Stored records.
—————

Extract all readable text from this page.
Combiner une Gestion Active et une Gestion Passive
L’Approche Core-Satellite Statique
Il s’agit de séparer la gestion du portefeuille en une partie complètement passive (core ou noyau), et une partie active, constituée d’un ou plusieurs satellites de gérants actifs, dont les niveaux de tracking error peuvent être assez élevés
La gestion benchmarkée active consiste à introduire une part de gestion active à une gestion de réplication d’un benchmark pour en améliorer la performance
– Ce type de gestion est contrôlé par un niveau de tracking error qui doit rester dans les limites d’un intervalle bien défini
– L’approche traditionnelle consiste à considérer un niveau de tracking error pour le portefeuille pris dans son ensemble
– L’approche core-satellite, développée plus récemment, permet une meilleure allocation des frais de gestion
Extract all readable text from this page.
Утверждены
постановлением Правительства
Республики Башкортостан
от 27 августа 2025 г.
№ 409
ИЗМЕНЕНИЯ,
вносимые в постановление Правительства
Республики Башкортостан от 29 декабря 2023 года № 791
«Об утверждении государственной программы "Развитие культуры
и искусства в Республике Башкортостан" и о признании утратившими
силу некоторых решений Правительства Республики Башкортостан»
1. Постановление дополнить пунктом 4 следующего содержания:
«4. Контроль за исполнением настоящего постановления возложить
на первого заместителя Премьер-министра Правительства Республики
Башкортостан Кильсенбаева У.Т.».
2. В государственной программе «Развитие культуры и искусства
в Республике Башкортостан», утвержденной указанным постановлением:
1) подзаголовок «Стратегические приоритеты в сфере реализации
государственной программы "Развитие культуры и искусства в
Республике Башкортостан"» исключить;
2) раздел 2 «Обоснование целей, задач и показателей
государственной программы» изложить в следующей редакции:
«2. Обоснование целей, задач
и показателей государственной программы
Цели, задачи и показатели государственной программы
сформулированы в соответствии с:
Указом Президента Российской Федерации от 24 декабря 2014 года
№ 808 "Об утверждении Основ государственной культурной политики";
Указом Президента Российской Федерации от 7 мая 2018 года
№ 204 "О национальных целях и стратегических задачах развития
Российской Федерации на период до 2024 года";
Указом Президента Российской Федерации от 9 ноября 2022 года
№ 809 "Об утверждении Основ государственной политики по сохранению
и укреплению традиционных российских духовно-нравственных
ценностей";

—————

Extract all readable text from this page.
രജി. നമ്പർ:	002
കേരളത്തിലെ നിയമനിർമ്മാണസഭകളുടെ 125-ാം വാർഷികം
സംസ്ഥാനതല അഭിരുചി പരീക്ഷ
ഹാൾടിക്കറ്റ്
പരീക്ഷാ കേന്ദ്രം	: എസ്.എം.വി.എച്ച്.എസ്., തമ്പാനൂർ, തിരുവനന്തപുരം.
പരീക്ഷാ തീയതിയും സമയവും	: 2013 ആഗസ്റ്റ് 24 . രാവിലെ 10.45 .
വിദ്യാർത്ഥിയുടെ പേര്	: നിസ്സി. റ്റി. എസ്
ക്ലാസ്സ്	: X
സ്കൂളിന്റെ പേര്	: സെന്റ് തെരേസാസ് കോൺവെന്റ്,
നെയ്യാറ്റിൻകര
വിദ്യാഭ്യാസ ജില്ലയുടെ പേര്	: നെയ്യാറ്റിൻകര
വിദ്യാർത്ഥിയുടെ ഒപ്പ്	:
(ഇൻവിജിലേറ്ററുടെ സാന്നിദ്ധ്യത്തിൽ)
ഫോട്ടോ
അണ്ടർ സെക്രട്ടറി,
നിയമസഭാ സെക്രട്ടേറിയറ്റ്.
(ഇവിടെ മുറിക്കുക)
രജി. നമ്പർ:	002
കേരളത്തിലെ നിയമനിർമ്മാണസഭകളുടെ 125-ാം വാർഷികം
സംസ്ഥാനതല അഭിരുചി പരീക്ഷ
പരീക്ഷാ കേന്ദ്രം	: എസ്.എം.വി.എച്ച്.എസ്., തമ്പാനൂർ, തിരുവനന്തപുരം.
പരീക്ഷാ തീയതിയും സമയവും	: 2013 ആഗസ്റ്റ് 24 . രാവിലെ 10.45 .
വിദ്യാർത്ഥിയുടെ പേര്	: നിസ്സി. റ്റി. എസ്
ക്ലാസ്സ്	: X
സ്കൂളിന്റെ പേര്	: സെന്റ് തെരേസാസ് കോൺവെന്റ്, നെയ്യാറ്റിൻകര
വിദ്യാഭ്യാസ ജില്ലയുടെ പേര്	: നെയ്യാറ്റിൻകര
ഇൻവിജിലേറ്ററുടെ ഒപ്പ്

—————

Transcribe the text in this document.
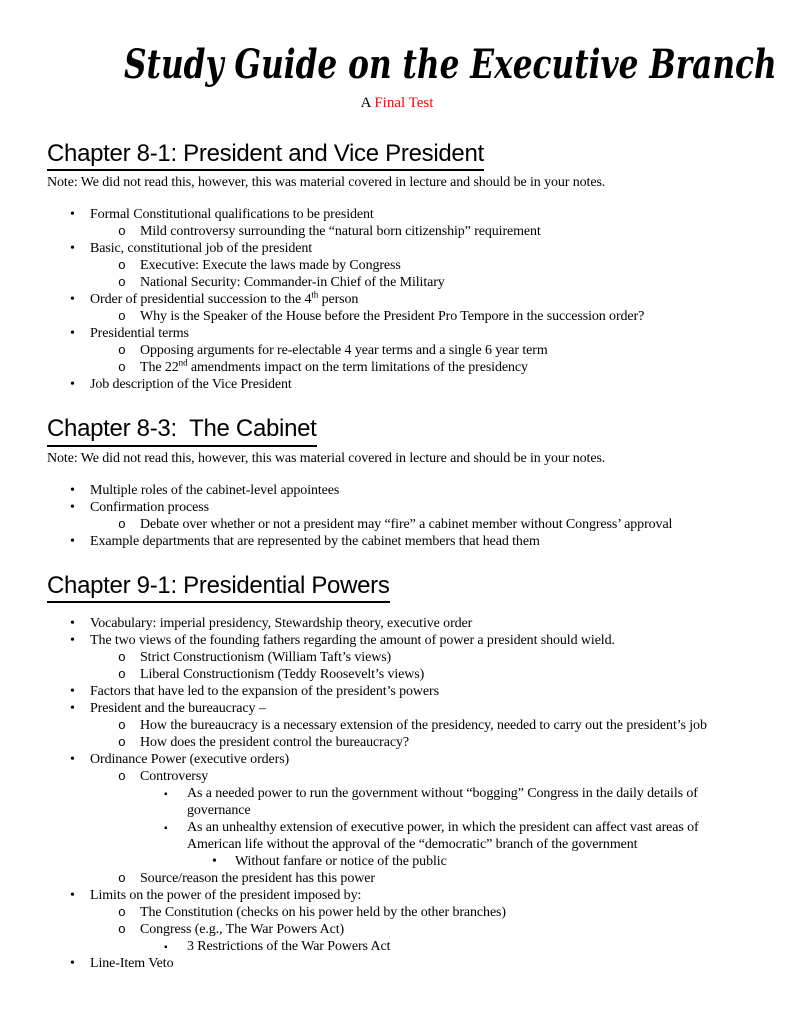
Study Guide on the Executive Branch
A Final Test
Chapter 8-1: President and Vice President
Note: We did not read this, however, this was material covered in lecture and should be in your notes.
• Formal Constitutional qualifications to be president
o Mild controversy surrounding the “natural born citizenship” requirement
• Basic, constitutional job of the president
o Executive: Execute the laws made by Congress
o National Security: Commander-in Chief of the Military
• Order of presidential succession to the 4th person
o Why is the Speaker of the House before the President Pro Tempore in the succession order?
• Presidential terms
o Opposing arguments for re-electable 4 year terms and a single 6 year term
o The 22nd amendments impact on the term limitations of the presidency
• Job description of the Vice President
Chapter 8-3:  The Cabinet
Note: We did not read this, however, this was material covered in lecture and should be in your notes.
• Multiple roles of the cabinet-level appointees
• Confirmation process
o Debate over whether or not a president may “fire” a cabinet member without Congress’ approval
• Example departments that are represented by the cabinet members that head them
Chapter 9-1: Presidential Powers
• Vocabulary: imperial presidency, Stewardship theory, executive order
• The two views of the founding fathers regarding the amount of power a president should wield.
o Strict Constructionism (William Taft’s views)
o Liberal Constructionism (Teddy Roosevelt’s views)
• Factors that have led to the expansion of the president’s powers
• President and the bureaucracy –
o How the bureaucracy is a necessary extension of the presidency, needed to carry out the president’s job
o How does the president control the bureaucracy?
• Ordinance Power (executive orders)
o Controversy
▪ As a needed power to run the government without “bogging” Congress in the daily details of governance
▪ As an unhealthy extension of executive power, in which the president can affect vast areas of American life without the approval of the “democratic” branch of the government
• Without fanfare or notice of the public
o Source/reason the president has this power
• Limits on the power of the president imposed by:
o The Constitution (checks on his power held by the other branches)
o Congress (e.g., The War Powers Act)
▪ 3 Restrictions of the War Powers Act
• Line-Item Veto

—————

Required task. Copy every line above that holds the word "Congress".

Exercise response.
o Executive: Execute the laws made by Congress
o Debate over whether or not a president may “fire” a cabinet member without Congress’ approval
▪ As a needed power to run the government without “bogging” Congress in the daily details of governance
o Congress (e.g., The War Powers Act)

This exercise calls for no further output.